▸ **Data for the task**:
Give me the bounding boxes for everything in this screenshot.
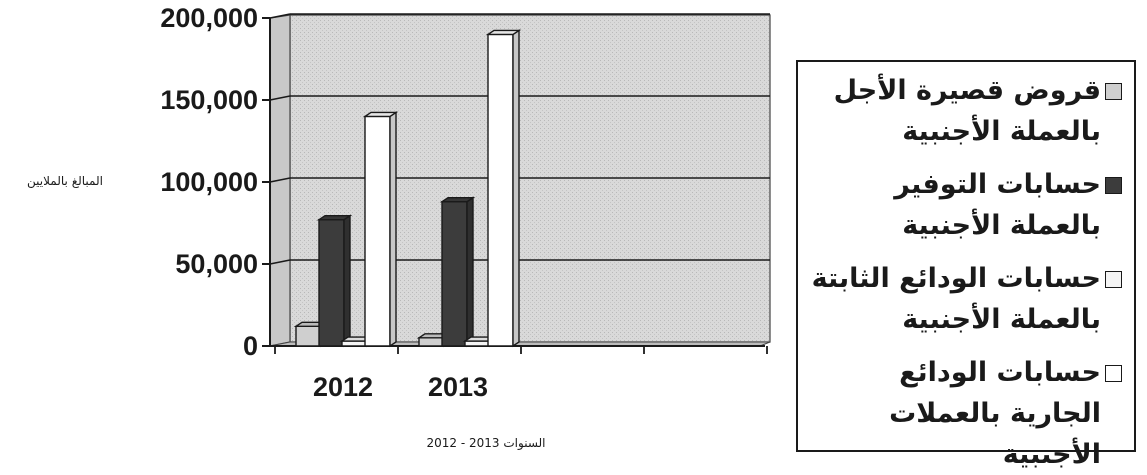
chart: 0 50,000 100,000 150,000 200,000 2012 2013 ال… [27,3,771,451]
x-axis-label: السنوات 2013 - 2012 [426,436,545,451]
gridline [269,259,291,265]
legend-item-current-deposits: حسابات الودائع الجارية بالعملات الأجنبية [804,352,1122,475]
y-tick-label: 50,000 [175,249,258,279]
legend-label-savings-accounts: حسابات التوفير بالعملة الأجنبية [894,169,1101,241]
legend-item-fixed-deposits: حسابات الودائع الثابتة بالعملة الأجنبية [804,258,1122,340]
bar [485,29,522,348]
legend-swatch-fixed-deposits [1105,271,1122,288]
legend-item-savings-accounts: حسابات التوفير بالعملة الأجنبية [804,164,1122,246]
legend-label-fixed-deposits: حسابات الودائع الثابتة بالعملة الأجنبية [811,263,1101,335]
y-tick-label: 0 [243,331,258,361]
bar [362,111,399,348]
legend-item-short-term-loans: قروض قصيرة الأجل بالعملة الأجنبية [804,70,1122,152]
y-tick-label: 100,000 [160,167,258,197]
y-tick-label: 150,000 [160,85,258,115]
legend-swatch-short-term-loans [1105,83,1122,100]
legend: قروض قصيرة الأجل بالعملة الأجنبية حسابات… [796,60,1136,470]
gridline [269,13,291,19]
y-tick-label: 200,000 [160,3,258,33]
legend-label-short-term-loans: قروض قصيرة الأجل بالعملة الأجنبية [833,75,1101,147]
x-category-label: 2012 [313,372,373,402]
legend-swatch-savings-accounts [1105,177,1122,194]
legend-label-current-deposits: حسابات الودائع الجارية بالعملات الأجنبية [889,357,1101,470]
x-category-label: 2013 [428,372,488,402]
gridline [269,177,291,183]
y-axis-label: المبالغ بالملايين [27,174,103,189]
gridline [269,95,291,101]
bar [439,196,476,348]
bar [316,214,353,348]
legend-swatch-current-deposits [1105,365,1122,382]
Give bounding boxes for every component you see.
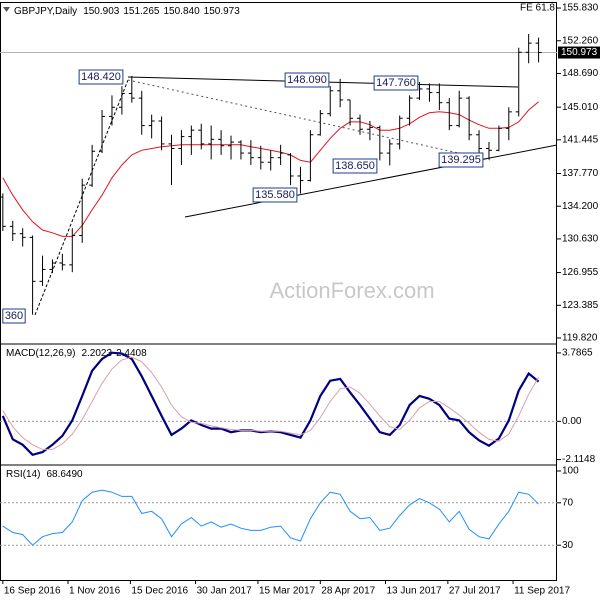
- annotation: 139.295: [441, 154, 481, 166]
- x-tick-label: 16 Sep 2016: [4, 586, 61, 597]
- annotation-box: [2, 308, 26, 324]
- panel-header: RSI(14) 68.6490: [6, 469, 83, 480]
- annotation: 135.580: [255, 189, 295, 201]
- y-tick-label: 152.260: [562, 35, 599, 46]
- y-tick-label: 119.820: [562, 333, 598, 344]
- x-tick-label: 27 Jul 2017: [449, 586, 501, 597]
- last-price-box: [558, 46, 600, 59]
- x-tick-label: 11 Sep 2017: [514, 586, 570, 597]
- y-tick-label: 100: [562, 466, 579, 477]
- panel-title: MACD(12,26,9): [6, 348, 75, 359]
- annotation: 148.090: [287, 74, 327, 86]
- fe-label: FE 61.8: [520, 3, 555, 14]
- line: [1, 351, 540, 457]
- x-tick-label: 1 Nov 2016: [69, 586, 121, 597]
- panel-title: GBPJPY,Daily: [14, 6, 77, 17]
- annotation-box: [373, 75, 419, 91]
- trend-line: [34, 79, 129, 316]
- header-value: 151.265: [123, 6, 160, 17]
- line: [2, 489, 539, 546]
- y-tick-label: 137.770: [562, 168, 599, 179]
- y-tick-label: 141.445: [562, 134, 599, 145]
- y-tick-label: 3.7865: [562, 348, 593, 359]
- trend-line: [127, 79, 491, 161]
- annotation: 360: [5, 310, 23, 322]
- panel-header: MACD(12,26,9) 2.2023 2.4408: [6, 348, 147, 359]
- menu-icon: [3, 7, 10, 12]
- x-tick-label: 30 Jan 2017: [197, 586, 252, 597]
- y-tick-label: 145.010: [562, 102, 599, 113]
- y-tick-label: -2.1148: [562, 454, 596, 465]
- line: [2, 356, 540, 450]
- y-tick-label: 30: [562, 540, 574, 551]
- x-tick-label: 13 Jun 2017: [387, 586, 442, 597]
- panel-title: RSI(14): [6, 469, 40, 480]
- watermark: ActionForex.com: [269, 278, 434, 303]
- annotation: 147.760: [376, 77, 416, 89]
- last-price-label: 150.973: [561, 47, 598, 58]
- annotation-box: [284, 72, 330, 88]
- y-tick-label: 70: [562, 497, 574, 508]
- annotation-box: [78, 69, 124, 85]
- annotation-box: [438, 152, 484, 168]
- header-value: 150.903: [83, 6, 120, 17]
- frame: [0, 2, 557, 581]
- y-tick-label: 126.955: [562, 267, 599, 278]
- x-tick-label: 28 Apr 2017: [321, 586, 375, 597]
- y-tick-label: 123.385: [562, 300, 599, 311]
- trend-line: [184, 144, 558, 218]
- panel-header: GBPJPY,Daily 150.903 151.265 150.840 150.973: [14, 6, 240, 17]
- annotation: 148.420: [81, 71, 121, 83]
- annotation-box: [332, 158, 378, 174]
- y-tick-label: 155.830: [562, 3, 599, 14]
- header-value: 68.6490: [46, 469, 83, 480]
- x-tick-label: 15 Dec 2016: [131, 586, 188, 597]
- y-tick-label: 130.630: [562, 234, 599, 245]
- annotation: 138.650: [335, 160, 375, 172]
- header-value: 2.2023: [81, 348, 112, 359]
- x-tick-label: 15 Mar 2017: [259, 586, 316, 597]
- header-value: 150.840: [164, 6, 201, 17]
- y-tick-label: 148.690: [562, 68, 599, 79]
- header-value: 2.4408: [116, 348, 147, 359]
- header-value: 150.973: [204, 6, 241, 17]
- annotation-box: [252, 187, 298, 203]
- y-tick-label: 0.00: [562, 416, 582, 427]
- y-tick-label: 134.200: [562, 201, 599, 212]
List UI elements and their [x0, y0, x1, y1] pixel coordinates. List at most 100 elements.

▸ **Exercise prompt**: Reproduce the listing above word for word, omitting the pictures.

▸ **Task output**:
Give me the bounding boxes for everything in this screenshot.
chart: 0 50,000 100,000 150,000 200,000 2012 2013 ال… [27,3,771,451]
x-axis-label: السنوات 2013 - 2012 [426,436,545,451]
gridline [269,259,291,265]
legend-item-current-deposits: حسابات الودائع الجارية بالعملات الأجنبية [804,352,1122,475]
y-tick-label: 50,000 [175,249,258,279]
legend-label-savings-accounts: حسابات التوفير بالعملة الأجنبية [894,169,1101,241]
legend-item-fixed-deposits: حسابات الودائع الثابتة بالعملة الأجنبية [804,258,1122,340]
bar [485,29,522,348]
legend-swatch-fixed-deposits [1105,271,1122,288]
legend-item-savings-accounts: حسابات التوفير بالعملة الأجنبية [804,164,1122,246]
legend-label-fixed-deposits: حسابات الودائع الثابتة بالعملة الأجنبية [811,263,1101,335]
y-tick-label: 0 [243,331,258,361]
bar [362,111,399,348]
legend-item-short-term-loans: قروض قصيرة الأجل بالعملة الأجنبية [804,70,1122,152]
y-tick-label: 100,000 [160,167,258,197]
y-tick-label: 150,000 [160,85,258,115]
legend-swatch-short-term-loans [1105,83,1122,100]
legend: قروض قصيرة الأجل بالعملة الأجنبية حسابات… [796,60,1136,470]
gridline [269,13,291,19]
y-tick-label: 200,000 [160,3,258,33]
legend-label-short-term-loans: قروض قصيرة الأجل بالعملة الأجنبية [833,75,1101,147]
x-category-label: 2012 [313,372,373,402]
legend-swatch-savings-accounts [1105,177,1122,194]
legend-label-current-deposits: حسابات الودائع الجارية بالعملات الأجنبية [889,357,1101,470]
x-category-label: 2013 [428,372,488,402]
gridline [269,177,291,183]
y-axis-label: المبالغ بالملايين [27,174,103,189]
gridline [269,95,291,101]
bar [439,196,476,348]
bar [316,214,353,348]
legend-swatch-current-deposits [1105,365,1122,382]
Give bounding boxes for every component you see.
- annotation: 139.295: [441, 154, 481, 166]
- x-tick-label: 16 Sep 2016: [4, 586, 61, 597]
- annotation-box: [2, 308, 26, 324]
- panel-header: RSI(14) 68.6490: [6, 469, 83, 480]
- annotation: 135.580: [255, 189, 295, 201]
- y-tick-label: 152.260: [562, 35, 599, 46]
- y-tick-label: 119.820: [562, 333, 598, 344]
- x-tick-label: 27 Jul 2017: [449, 586, 501, 597]
- last-price-box: [558, 46, 600, 59]
- x-tick-label: 11 Sep 2017: [514, 586, 570, 597]
- y-tick-label: 100: [562, 466, 579, 477]
- panel-title: MACD(12,26,9): [6, 348, 75, 359]
- annotation: 148.090: [287, 74, 327, 86]
- fe-label: FE 61.8: [520, 3, 555, 14]
- line: [1, 351, 540, 457]
- x-tick-label: 1 Nov 2016: [69, 586, 121, 597]
- panel-title: GBPJPY,Daily: [14, 6, 77, 17]
- annotation-box: [373, 75, 419, 91]
- trend-line: [34, 79, 129, 316]
- header-value: 151.265: [123, 6, 160, 17]
- line: [2, 489, 539, 546]
- y-tick-label: 137.770: [562, 168, 599, 179]
- y-tick-label: 141.445: [562, 134, 599, 145]
- y-tick-label: 3.7865: [562, 348, 593, 359]
- trend-line: [127, 79, 491, 161]
- annotation: 360: [5, 310, 23, 322]
- panel-header: MACD(12,26,9) 2.2023 2.4408: [6, 348, 147, 359]
- menu-icon: [3, 7, 10, 12]
- x-tick-label: 30 Jan 2017: [197, 586, 252, 597]
- y-tick-label: 145.010: [562, 102, 599, 113]
- y-tick-label: -2.1148: [562, 454, 596, 465]
- line: [2, 356, 540, 450]
- y-tick-label: 30: [562, 540, 574, 551]
- x-tick-label: 13 Jun 2017: [387, 586, 442, 597]
- panel-title: RSI(14): [6, 469, 40, 480]
- watermark: ActionForex.com: [269, 278, 434, 303]
- annotation: 147.760: [376, 77, 416, 89]
- last-price-label: 150.973: [561, 47, 598, 58]
- annotation-box: [284, 72, 330, 88]
- y-tick-label: 70: [562, 497, 574, 508]
- annotation-box: [78, 69, 124, 85]
- annotation-box: [438, 152, 484, 168]
- header-value: 150.903: [83, 6, 120, 17]
- frame: [0, 2, 557, 581]
- y-tick-label: 126.955: [562, 267, 599, 278]
- x-tick-label: 28 Apr 2017: [321, 586, 375, 597]
- y-tick-label: 123.385: [562, 300, 599, 311]
- trend-line: [184, 144, 558, 218]
- panel-header: GBPJPY,Daily 150.903 151.265 150.840 150.973: [14, 6, 240, 17]
- annotation: 148.420: [81, 71, 121, 83]
- annotation-box: [332, 158, 378, 174]
- y-tick-label: 155.830: [562, 3, 599, 14]
- header-value: 68.6490: [46, 469, 83, 480]
- x-tick-label: 15 Dec 2016: [131, 586, 188, 597]
- y-tick-label: 130.630: [562, 234, 599, 245]
- annotation: 138.650: [335, 160, 375, 172]
- header-value: 2.2023: [81, 348, 112, 359]
- x-tick-label: 15 Mar 2017: [259, 586, 316, 597]
- header-value: 150.840: [164, 6, 201, 17]
- y-tick-label: 148.690: [562, 68, 599, 79]
- header-value: 2.4408: [116, 348, 147, 359]
- header-value: 150.973: [204, 6, 241, 17]
- annotation-box: [252, 187, 298, 203]
- y-tick-label: 0.00: [562, 416, 582, 427]
- y-tick-label: 134.200: [562, 201, 599, 212]
List UI elements and their [x0, y0, x1, y1] pixel coordinates. List at most 100 elements.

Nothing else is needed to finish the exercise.